Instructions to follow — Output every line of the records below as a JSON list of strings, one string per line, leaving out blank lines.

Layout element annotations

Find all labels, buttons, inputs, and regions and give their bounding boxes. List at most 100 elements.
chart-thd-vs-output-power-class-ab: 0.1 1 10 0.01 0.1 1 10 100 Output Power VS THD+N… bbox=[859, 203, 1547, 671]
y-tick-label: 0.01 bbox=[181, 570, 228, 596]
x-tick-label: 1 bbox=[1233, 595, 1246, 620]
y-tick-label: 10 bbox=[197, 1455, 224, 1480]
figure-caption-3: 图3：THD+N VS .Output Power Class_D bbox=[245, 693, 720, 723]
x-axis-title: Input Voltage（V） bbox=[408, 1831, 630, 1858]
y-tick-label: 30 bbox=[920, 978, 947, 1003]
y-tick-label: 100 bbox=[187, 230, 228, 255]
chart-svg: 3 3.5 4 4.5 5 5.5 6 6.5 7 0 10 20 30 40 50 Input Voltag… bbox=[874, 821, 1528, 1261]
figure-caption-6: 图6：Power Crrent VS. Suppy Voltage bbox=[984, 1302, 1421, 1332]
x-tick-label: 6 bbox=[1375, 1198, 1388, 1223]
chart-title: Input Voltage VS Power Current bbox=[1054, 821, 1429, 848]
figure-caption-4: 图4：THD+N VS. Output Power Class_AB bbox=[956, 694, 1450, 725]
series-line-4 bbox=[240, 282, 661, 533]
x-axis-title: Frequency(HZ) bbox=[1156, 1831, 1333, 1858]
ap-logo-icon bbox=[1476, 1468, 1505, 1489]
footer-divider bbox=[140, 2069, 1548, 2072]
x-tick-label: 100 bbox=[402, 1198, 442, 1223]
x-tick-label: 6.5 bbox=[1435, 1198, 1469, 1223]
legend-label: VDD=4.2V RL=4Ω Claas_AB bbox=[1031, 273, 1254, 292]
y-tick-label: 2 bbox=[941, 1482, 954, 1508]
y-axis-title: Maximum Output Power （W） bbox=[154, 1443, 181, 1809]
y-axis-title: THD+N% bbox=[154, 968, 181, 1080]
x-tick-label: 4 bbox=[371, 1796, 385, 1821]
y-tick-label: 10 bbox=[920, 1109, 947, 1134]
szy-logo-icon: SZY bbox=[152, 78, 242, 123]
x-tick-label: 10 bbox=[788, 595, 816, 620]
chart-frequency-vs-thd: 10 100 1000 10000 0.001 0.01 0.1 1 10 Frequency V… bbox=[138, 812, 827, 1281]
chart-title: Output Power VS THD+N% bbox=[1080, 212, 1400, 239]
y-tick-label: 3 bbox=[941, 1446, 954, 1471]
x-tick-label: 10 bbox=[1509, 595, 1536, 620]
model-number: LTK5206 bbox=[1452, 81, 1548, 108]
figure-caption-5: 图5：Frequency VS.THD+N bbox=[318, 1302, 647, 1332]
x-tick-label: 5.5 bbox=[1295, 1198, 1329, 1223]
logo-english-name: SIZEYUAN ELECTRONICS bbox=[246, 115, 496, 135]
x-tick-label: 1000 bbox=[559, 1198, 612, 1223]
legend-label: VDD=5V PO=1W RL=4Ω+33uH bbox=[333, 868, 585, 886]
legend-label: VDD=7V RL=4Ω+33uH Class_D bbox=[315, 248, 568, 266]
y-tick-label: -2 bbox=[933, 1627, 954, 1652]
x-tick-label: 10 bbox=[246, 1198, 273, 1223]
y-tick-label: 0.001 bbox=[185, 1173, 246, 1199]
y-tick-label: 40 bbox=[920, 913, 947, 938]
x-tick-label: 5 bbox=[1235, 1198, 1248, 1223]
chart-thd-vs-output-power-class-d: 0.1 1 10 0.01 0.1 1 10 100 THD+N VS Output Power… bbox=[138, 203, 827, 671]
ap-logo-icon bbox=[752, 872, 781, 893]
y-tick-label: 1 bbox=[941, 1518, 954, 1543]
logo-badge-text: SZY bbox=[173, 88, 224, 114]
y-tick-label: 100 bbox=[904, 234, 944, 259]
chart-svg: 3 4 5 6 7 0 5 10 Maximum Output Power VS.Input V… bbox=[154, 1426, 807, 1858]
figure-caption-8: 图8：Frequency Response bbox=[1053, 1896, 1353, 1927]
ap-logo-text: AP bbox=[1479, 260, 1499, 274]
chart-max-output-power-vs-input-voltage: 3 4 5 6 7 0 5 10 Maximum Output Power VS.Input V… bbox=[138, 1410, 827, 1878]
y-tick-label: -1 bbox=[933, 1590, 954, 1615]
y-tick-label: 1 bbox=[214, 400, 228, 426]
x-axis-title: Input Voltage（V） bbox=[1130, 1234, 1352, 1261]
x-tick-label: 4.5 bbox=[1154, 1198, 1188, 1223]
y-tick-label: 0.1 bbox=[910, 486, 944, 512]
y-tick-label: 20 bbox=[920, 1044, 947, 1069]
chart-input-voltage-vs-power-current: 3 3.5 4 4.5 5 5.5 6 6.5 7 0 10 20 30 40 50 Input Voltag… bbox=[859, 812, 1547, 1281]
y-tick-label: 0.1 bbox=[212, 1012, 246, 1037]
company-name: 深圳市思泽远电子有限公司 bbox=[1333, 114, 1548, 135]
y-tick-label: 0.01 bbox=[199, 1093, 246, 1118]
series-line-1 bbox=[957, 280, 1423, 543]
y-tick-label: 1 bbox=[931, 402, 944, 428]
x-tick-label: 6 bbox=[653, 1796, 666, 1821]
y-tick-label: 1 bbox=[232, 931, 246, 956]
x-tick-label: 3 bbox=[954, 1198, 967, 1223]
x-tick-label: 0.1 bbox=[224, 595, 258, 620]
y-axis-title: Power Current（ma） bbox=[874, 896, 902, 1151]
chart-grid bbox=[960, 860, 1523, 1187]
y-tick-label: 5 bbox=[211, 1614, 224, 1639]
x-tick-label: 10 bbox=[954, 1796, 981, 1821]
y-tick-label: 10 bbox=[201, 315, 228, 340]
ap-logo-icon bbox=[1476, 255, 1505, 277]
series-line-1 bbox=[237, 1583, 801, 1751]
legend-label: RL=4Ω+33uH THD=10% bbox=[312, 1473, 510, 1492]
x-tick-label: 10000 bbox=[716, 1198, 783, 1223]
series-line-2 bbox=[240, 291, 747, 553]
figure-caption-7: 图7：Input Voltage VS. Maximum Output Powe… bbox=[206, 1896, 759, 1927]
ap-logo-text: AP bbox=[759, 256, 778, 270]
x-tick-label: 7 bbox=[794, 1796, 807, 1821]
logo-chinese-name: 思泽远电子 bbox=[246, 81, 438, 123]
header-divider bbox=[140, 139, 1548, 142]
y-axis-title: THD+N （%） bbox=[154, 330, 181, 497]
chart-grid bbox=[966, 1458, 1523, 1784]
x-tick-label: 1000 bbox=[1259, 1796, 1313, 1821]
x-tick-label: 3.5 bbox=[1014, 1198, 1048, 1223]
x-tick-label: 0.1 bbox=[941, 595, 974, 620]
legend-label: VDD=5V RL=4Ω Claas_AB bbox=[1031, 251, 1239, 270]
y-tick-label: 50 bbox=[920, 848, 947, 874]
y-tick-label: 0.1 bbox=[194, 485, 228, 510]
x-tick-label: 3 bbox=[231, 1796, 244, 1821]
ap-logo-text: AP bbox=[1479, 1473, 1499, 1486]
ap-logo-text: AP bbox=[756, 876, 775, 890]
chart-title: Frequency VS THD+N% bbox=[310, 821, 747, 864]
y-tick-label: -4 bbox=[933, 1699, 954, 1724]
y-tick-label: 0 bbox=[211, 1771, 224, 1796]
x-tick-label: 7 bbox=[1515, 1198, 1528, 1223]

Right answer —
[
  "Find all labels, buttons, inputs, and regions and give their bounding boxes. List at most 100 elements.",
  "chart-thd-vs-output-power-class-ab: 0.1 1 10 0.01 0.1 1 10 100 Output Power VS THD+N… bbox=[859, 203, 1547, 671]",
  "y-tick-label: 0.01 bbox=[181, 570, 228, 596]",
  "x-tick-label: 1 bbox=[1233, 595, 1246, 620]",
  "y-tick-label: 10 bbox=[197, 1455, 224, 1480]",
  "figure-caption-3: 图3：THD+N VS .Output Power Class_D bbox=[245, 693, 720, 723]",
  "x-axis-title: Input Voltage（V） bbox=[408, 1831, 630, 1858]",
  "y-tick-label: 30 bbox=[920, 978, 947, 1003]",
  "y-tick-label: 100 bbox=[187, 230, 228, 255]",
  "chart-svg: 3 3.5 4 4.5 5 5.5 6 6.5 7 0 10 20 30 40 50 Input Voltag… bbox=[874, 821, 1528, 1261]",
  "figure-caption-6: 图6：Power Crrent VS. Suppy Voltage bbox=[984, 1302, 1421, 1332]",
  "x-tick-label: 6 bbox=[1375, 1198, 1388, 1223]",
  "chart-title: Input Voltage VS Power Current bbox=[1054, 821, 1429, 848]",
  "figure-caption-4: 图4：THD+N VS. Output Power Class_AB bbox=[956, 694, 1450, 725]",
  "series-line-4 bbox=[240, 282, 661, 533]",
  "x-axis-title: Frequency(HZ) bbox=[1156, 1831, 1333, 1858]",
  "ap-logo-icon bbox=[1476, 1468, 1505, 1489]",
  "footer-divider bbox=[140, 2069, 1548, 2072]",
  "x-tick-label: 100 bbox=[402, 1198, 442, 1223]",
  "x-tick-label: 6.5 bbox=[1435, 1198, 1469, 1223]",
  "legend-label: VDD=4.2V RL=4Ω Claas_AB bbox=[1031, 273, 1254, 292]",
  "y-tick-label: 2 bbox=[941, 1482, 954, 1508]",
  "y-axis-title: Maximum Output Power （W） bbox=[154, 1443, 181, 1809]",
  "y-axis-title: THD+N% bbox=[154, 968, 181, 1080]",
  "x-tick-label: 4 bbox=[371, 1796, 385, 1821]",
  "y-tick-label: 10 bbox=[920, 1109, 947, 1134]",
  "szy-logo-icon: SZY bbox=[152, 78, 242, 123]",
  "x-tick-label: 10 bbox=[788, 595, 816, 620]",
  "chart-frequency-vs-thd: 10 100 1000 10000 0.001 0.01 0.1 1 10 Frequency V… bbox=[138, 812, 827, 1281]",
  "chart-title: Output Power VS THD+N% bbox=[1080, 212, 1400, 239]",
  "y-tick-label: 3 bbox=[941, 1446, 954, 1471]",
  "x-tick-label: 10 bbox=[1509, 595, 1536, 620]",
  "model-number: LTK5206 bbox=[1452, 81, 1548, 108]",
  "figure-caption-5: 图5：Frequency VS.THD+N bbox=[318, 1302, 647, 1332]",
  "x-tick-label: 5.5 bbox=[1295, 1198, 1329, 1223]",
  "logo-english-name: SIZEYUAN ELECTRONICS bbox=[246, 115, 496, 135]",
  "x-tick-label: 1000 bbox=[559, 1198, 612, 1223]",
  "legend-label: VDD=5V PO=1W RL=4Ω+33uH bbox=[333, 868, 585, 886]",
  "legend-label: VDD=7V RL=4Ω+33uH Class_D bbox=[315, 248, 568, 266]",
  "y-tick-label: -2 bbox=[933, 1627, 954, 1652]",
  "x-tick-label: 10 bbox=[246, 1198, 273, 1223]",
  "y-tick-label: 0.001 bbox=[185, 1173, 246, 1199]",
  "y-tick-label: 40 bbox=[920, 913, 947, 938]",
  "x-tick-label: 5 bbox=[1235, 1198, 1248, 1223]",
  "chart-thd-vs-output-power-class-d: 0.1 1 10 0.01 0.1 1 10 100 THD+N VS Output Power… bbox=[138, 203, 827, 671]",
  "ap-logo-icon bbox=[752, 872, 781, 893]",
  "y-tick-label: 1 bbox=[941, 1518, 954, 1543]",
  "logo-badge-text: SZY bbox=[173, 88, 224, 114]",
  "y-tick-label: 100 bbox=[904, 234, 944, 259]",
  "chart-svg: 3 4 5 6 7 0 5 10 Maximum Output Power VS.Input V… bbox=[154, 1426, 807, 1858]",
  "figure-caption-8: 图8：Frequency Response bbox=[1053, 1896, 1353, 1927]",
  "ap-logo-text: AP bbox=[1479, 260, 1499, 274]",
  "chart-max-output-power-vs-input-voltage: 3 4 5 6 7 0 5 10 Maximum Output Power VS.Input V… bbox=[138, 1410, 827, 1878]",
  "y-tick-label: -1 bbox=[933, 1590, 954, 1615]",
  "y-tick-label: 1 bbox=[214, 400, 228, 426]",
  "x-axis-title: Input Voltage（V） bbox=[1130, 1234, 1352, 1261]",
  "x-tick-label: 4.5 bbox=[1154, 1198, 1188, 1223]",
  "y-tick-label: 0.1 bbox=[910, 486, 944, 512]",
  "y-tick-label: 20 bbox=[920, 1044, 947, 1069]",
  "chart-input-voltage-vs-power-current: 3 3.5 4 4.5 5 5.5 6 6.5 7 0 10 20 30 40 50 Input Voltag… bbox=[859, 812, 1547, 1281]",
  "y-tick-label: 0.1 bbox=[212, 1012, 246, 1037]",
  "company-name: 深圳市思泽远电子有限公司 bbox=[1333, 114, 1548, 135]",
  "y-tick-label: 0.01 bbox=[199, 1093, 246, 1118]",
  "series-line-1 bbox=[957, 280, 1423, 543]",
  "y-tick-label: 1 bbox=[931, 402, 944, 428]",
  "x-tick-label: 6 bbox=[653, 1796, 666, 1821]",
  "y-tick-label: 1 bbox=[232, 931, 246, 956]",
  "x-tick-label: 3 bbox=[954, 1198, 967, 1223]",
  "x-tick-label: 0.1 bbox=[224, 595, 258, 620]",
  "y-axis-title: Power Current（ma） bbox=[874, 896, 902, 1151]",
  "chart-grid bbox=[960, 860, 1523, 1187]",
  "y-tick-label: 5 bbox=[211, 1614, 224, 1639]",
  "x-tick-label: 10 bbox=[954, 1796, 981, 1821]",
  "y-tick-label: 10 bbox=[201, 315, 228, 340]",
  "ap-logo-icon bbox=[1476, 255, 1505, 277]",
  "series-line-1 bbox=[237, 1583, 801, 1751]",
  "legend-label: RL=4Ω+33uH THD=10% bbox=[312, 1473, 510, 1492]",
  "x-tick-label: 10000 bbox=[716, 1198, 783, 1223]",
  "series-line-2 bbox=[240, 291, 747, 553]",
  "figure-caption-7: 图7：Input Voltage VS. Maximum Output Powe… bbox=[206, 1896, 759, 1927]",
  "ap-logo-text: AP bbox=[759, 256, 778, 270]",
  "x-tick-label: 7 bbox=[794, 1796, 807, 1821]",
  "logo-chinese-name: 思泽远电子 bbox=[246, 81, 438, 123]",
  "header-divider bbox=[140, 139, 1548, 142]",
  "y-axis-title: THD+N （%） bbox=[154, 330, 181, 497]",
  "chart-grid bbox=[966, 1458, 1523, 1784]",
  "x-tick-label: 1000 bbox=[1259, 1796, 1313, 1821]",
  "x-tick-label: 3.5 bbox=[1014, 1198, 1048, 1223]",
  "x-tick-label: 0.1 bbox=[941, 595, 974, 620]",
  "legend-label: VDD=5V RL=4Ω Claas_AB bbox=[1031, 251, 1239, 270]",
  "y-tick-label: 50 bbox=[920, 848, 947, 874]",
  "y-tick-label: 0.1 bbox=[194, 485, 228, 510]",
  "x-tick-label: 3 bbox=[231, 1796, 244, 1821]",
  "ap-logo-text: AP bbox=[1479, 1473, 1499, 1486]",
  "ap-logo-text: AP bbox=[756, 876, 775, 890]",
  "chart-title: Frequency VS THD+N% bbox=[310, 821, 747, 864]",
  "y-tick-label: -4 bbox=[933, 1699, 954, 1724]",
  "y-tick-label: 0 bbox=[211, 1771, 224, 1796]",
  "x-tick-label: 7 bbox=[1515, 1198, 1528, 1223]"
]